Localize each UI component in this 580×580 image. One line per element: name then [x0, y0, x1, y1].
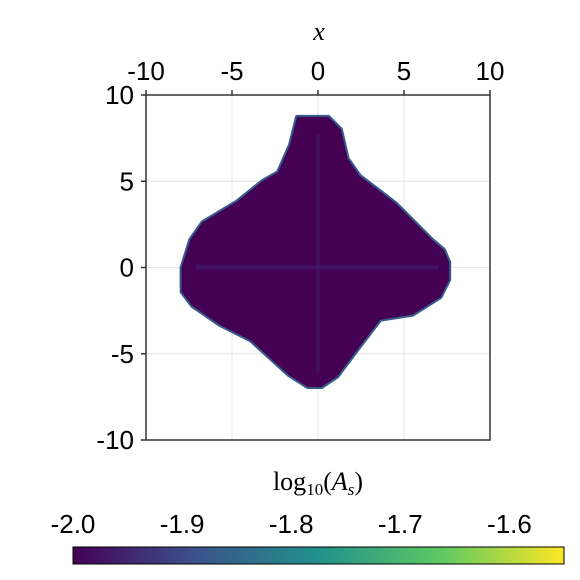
colorbar-label-base: 10: [306, 480, 323, 499]
y-tick-label: -5: [111, 339, 134, 369]
colorbar-tick-label: -2.0: [51, 509, 96, 539]
colorbar-tick-label: -1.9: [160, 509, 205, 539]
x-tick-labels: -10 -5 0 5 10: [127, 56, 504, 86]
x-tick-label: -5: [220, 56, 243, 86]
y-tick-labels: 10 5 0 -5 -10: [96, 80, 134, 455]
colorbar-label-open: (: [323, 467, 332, 496]
x-axis-label: x: [312, 17, 325, 46]
colorbar-tick-label: -1.8: [269, 509, 314, 539]
y-tick-label: 5: [120, 166, 134, 196]
y-tick-label: -10: [96, 425, 134, 455]
colorbar-tick-label: -1.6: [487, 509, 532, 539]
colorbar-label: log10(As): [273, 467, 363, 499]
x-tick-label: 5: [397, 56, 411, 86]
colorbar-tick-label: -1.7: [378, 509, 423, 539]
colorbar-label-func: log: [273, 467, 306, 496]
y-tick-label: 0: [120, 253, 134, 283]
y-tick-label: 10: [105, 80, 134, 110]
colorbar-label-close: ): [354, 467, 363, 496]
colorbar-label-var: A: [330, 467, 348, 496]
x-tick-label: 10: [476, 56, 505, 86]
colorbar: [73, 547, 564, 564]
x-tick-label: 0: [311, 56, 325, 86]
colorbar-tick-labels: -2.0 -1.9 -1.8 -1.7 -1.6: [51, 509, 532, 539]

———

Copy the listing above line for line, with no changes, and leave out the picture.

> **TASK RESULT**:
Localize each UI component in this 580×580 image. One line per element: name then [x0, y0, x1, y1].
colorbar-label-base: 10: [306, 480, 323, 499]
y-tick-label: -5: [111, 339, 134, 369]
colorbar-tick-label: -2.0: [51, 509, 96, 539]
colorbar-tick-label: -1.9: [160, 509, 205, 539]
x-tick-labels: -10 -5 0 5 10: [127, 56, 504, 86]
x-tick-label: -5: [220, 56, 243, 86]
y-tick-labels: 10 5 0 -5 -10: [96, 80, 134, 455]
colorbar-label-open: (: [323, 467, 332, 496]
x-axis-label: x: [312, 17, 325, 46]
colorbar-tick-label: -1.8: [269, 509, 314, 539]
y-tick-label: 5: [120, 166, 134, 196]
y-tick-label: -10: [96, 425, 134, 455]
colorbar-tick-label: -1.6: [487, 509, 532, 539]
colorbar-label: log10(As): [273, 467, 363, 499]
x-tick-label: 5: [397, 56, 411, 86]
colorbar-tick-label: -1.7: [378, 509, 423, 539]
colorbar-label-func: log: [273, 467, 306, 496]
y-tick-label: 0: [120, 253, 134, 283]
y-tick-label: 10: [105, 80, 134, 110]
colorbar-label-close: ): [354, 467, 363, 496]
colorbar-label-var: A: [330, 467, 348, 496]
x-tick-label: 10: [476, 56, 505, 86]
colorbar: [73, 547, 564, 564]
x-tick-label: 0: [311, 56, 325, 86]
colorbar-tick-labels: -2.0 -1.9 -1.8 -1.7 -1.6: [51, 509, 532, 539]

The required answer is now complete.